**What you should do:** Find and copy lines holding "Clerk".

Data excerpts:
>> Begin

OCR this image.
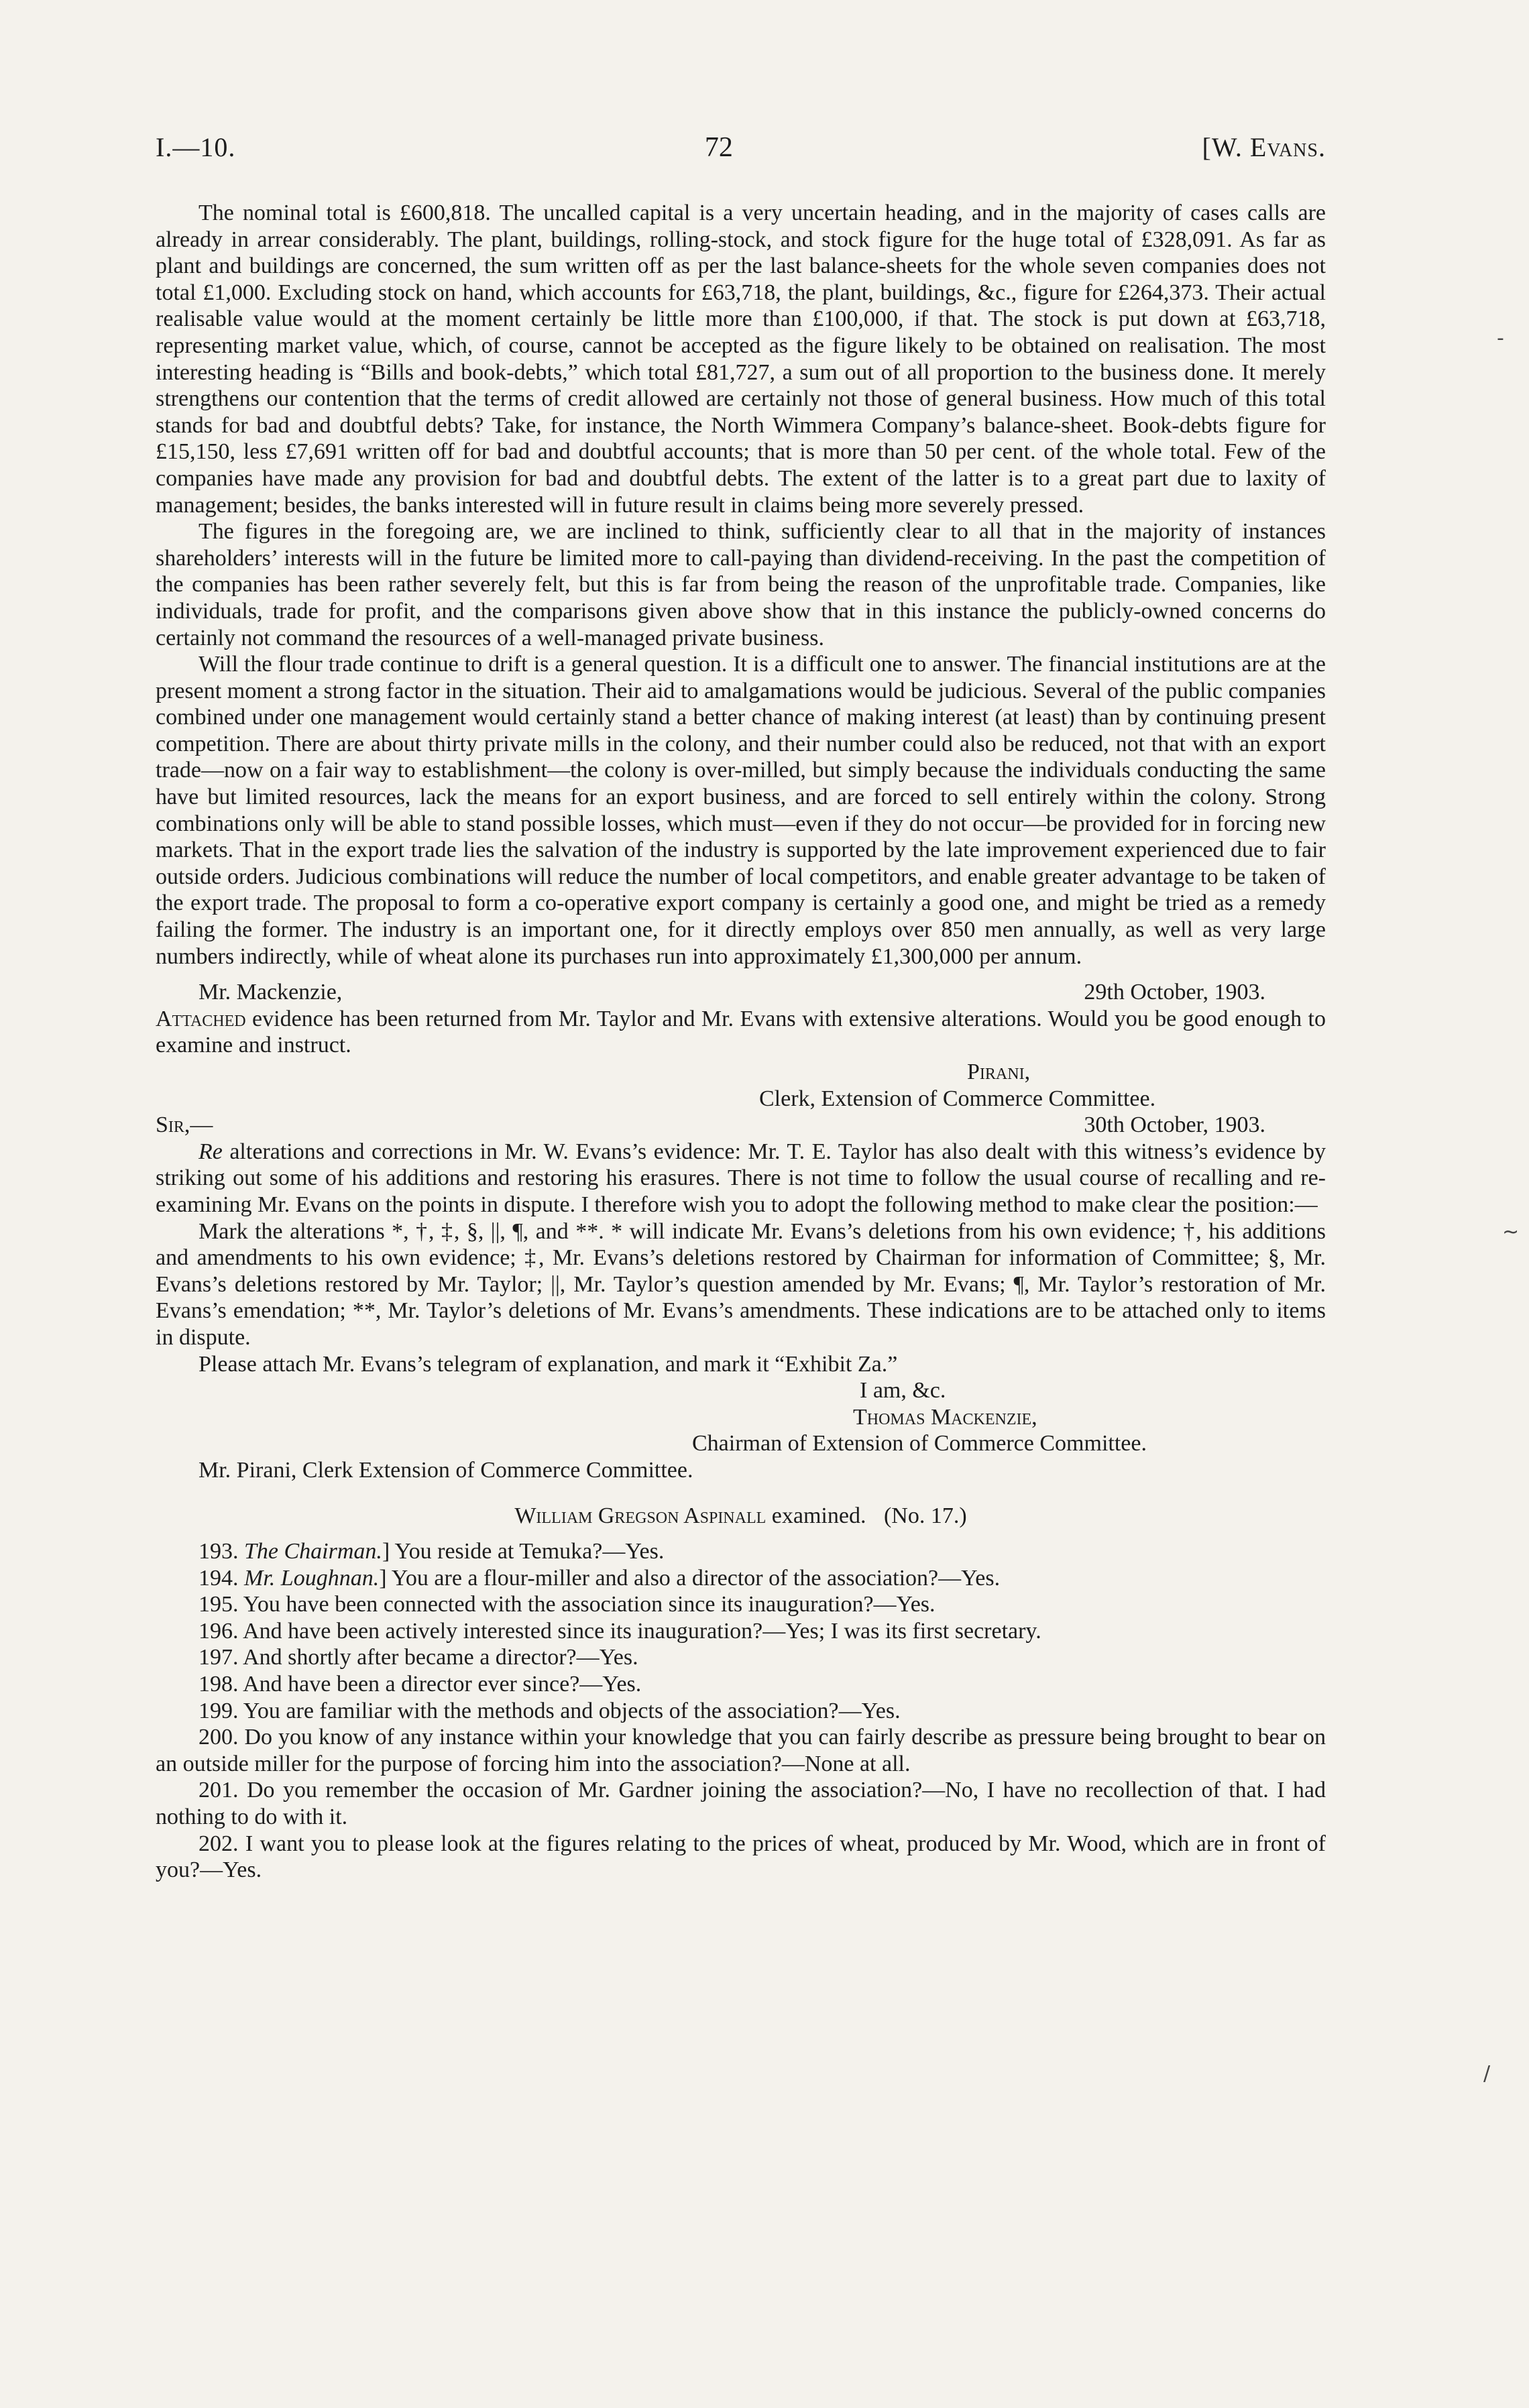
I.—10.	72	[W. Evans.

The nominal total is £600,818. The uncalled capital is a very uncertain heading, and in the majority of cases calls are already in arrear considerably. The plant, buildings, rolling-stock, and stock figure for the huge total of £328,091. As far as plant and buildings are concerned, the sum written off as per the last balance-sheets for the whole seven companies does not total £1,000. Excluding stock on hand, which accounts for £63,718, the plant, buildings, &c., figure for £264,373. Their actual realisable value would at the moment certainly be little more than £100,000, if that. The stock is put down at £63,718, representing market value, which, of course, cannot be accepted as the figure likely to be obtained on realisation. The most interesting heading is “Bills and book-debts,” which total £81,727, a sum out of all proportion to the business done. It merely strengthens our contention that the terms of credit allowed are certainly not those of general business. How much of this total stands for bad and doubtful debts? Take, for instance, the North Wimmera Company’s balance-sheet. Book-debts figure for £15,150, less £7,691 written off for bad and doubtful accounts; that is more than 50 per cent. of the whole total. Few of the companies have made any provision for bad and doubtful debts. The extent of the latter is to a great part due to laxity of management; besides, the banks interested will in future result in claims being more severely pressed.

The figures in the foregoing are, we are inclined to think, sufficiently clear to all that in the majority of instances shareholders’ interests will in the future be limited more to call-paying than dividend-receiving. In the past the competition of the companies has been rather severely felt, but this is far from being the reason of the unprofitable trade. Companies, like individuals, trade for profit, and the comparisons given above show that in this instance the publicly-owned concerns do certainly not command the resources of a well-managed private business.

Will the flour trade continue to drift is a general question. It is a difficult one to answer. The financial institutions are at the present moment a strong factor in the situation. Their aid to amalgamations would be judicious. Several of the public companies combined under one management would certainly stand a better chance of making interest (at least) than by continuing present competition. There are about thirty private mills in the colony, and their number could also be reduced, not that with an export trade—now on a fair way to establishment—the colony is over-milled, but simply because the individuals conducting the same have but limited resources, lack the means for an export business, and are forced to sell entirely within the colony. Strong combinations only will be able to stand possible losses, which must—even if they do not occur—be provided for in forcing new markets. That in the export trade lies the salvation of the industry is supported by the late improvement experienced due to fair outside orders. Judicious combinations will reduce the number of local competitors, and enable greater advantage to be taken of the export trade. The proposal to form a co-operative export company is certainly a good one, and might be tried as a remedy failing the former. The industry is an important one, for it directly employs over 850 men annually, as well as very large numbers indirectly, while of wheat alone its purchases run into approximately £1,300,000 per annum.

Mr. Mackenzie,	29th October, 1903.

Attached evidence has been returned from Mr. Taylor and Mr. Evans with extensive alterations. Would you be good enough to examine and instruct.

Pirani,

Clerk, Extension of Commerce Committee.

Sir,—	30th October, 1903.

Re alterations and corrections in Mr. W. Evans’s evidence: Mr. T. E. Taylor has also dealt with this witness’s evidence by striking out some of his additions and restoring his erasures. There is not time to follow the usual course of recalling and re-examining Mr. Evans on the points in dispute. I therefore wish you to adopt the following method to make clear the position:—

Mark the alterations *, †, ‡, §, ||, ¶, and **. * will indicate Mr. Evans’s deletions from his own evidence; †, his additions and amendments to his own evidence; ‡, Mr. Evans’s deletions restored by Chairman for information of Committee; §, Mr. Evans’s deletions restored by Mr. Taylor; ||, Mr. Taylor’s question amended by Mr. Evans; ¶, Mr. Taylor’s restoration of Mr. Evans’s emendation; **, Mr. Taylor’s deletions of Mr. Evans’s amendments. These indications are to be attached only to items in dispute.

Please attach Mr. Evans’s telegram of explanation, and mark it “Exhibit Za.”

I am, &c.

Thomas Mackenzie,

Chairman of Extension of Commerce Committee.

Mr. Pirani, Clerk Extension of Commerce Committee.

William Gregson Aspinall examined. (No. 17.)

193. The Chairman.] You reside at Temuka?—Yes.

194. Mr. Loughnan.] You are a flour-miller and also a director of the association?—Yes.

195. You have been connected with the association since its inauguration?—Yes.

196. And have been actively interested since its inauguration?—Yes; I was its first secretary.

197. And shortly after became a director?—Yes.

198. And have been a director ever since?—Yes.

199. You are familiar with the methods and objects of the association?—Yes.

200. Do you know of any instance within your knowledge that you can fairly describe as pressure being brought to bear on an outside miller for the purpose of forcing him into the association?—None at all.

201. Do you remember the occasion of Mr. Gardner joining the association?—No, I have no recollection of that. I had nothing to do with it.

202. I want you to please look at the figures relating to the prices of wheat, produced by Mr. Wood, which are in front of you?—Yes.

-
~
/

>> End

**Full solution:**
Clerk, Extension of Commerce Committee.
Mr. Pirani, Clerk Extension of Commerce Committee.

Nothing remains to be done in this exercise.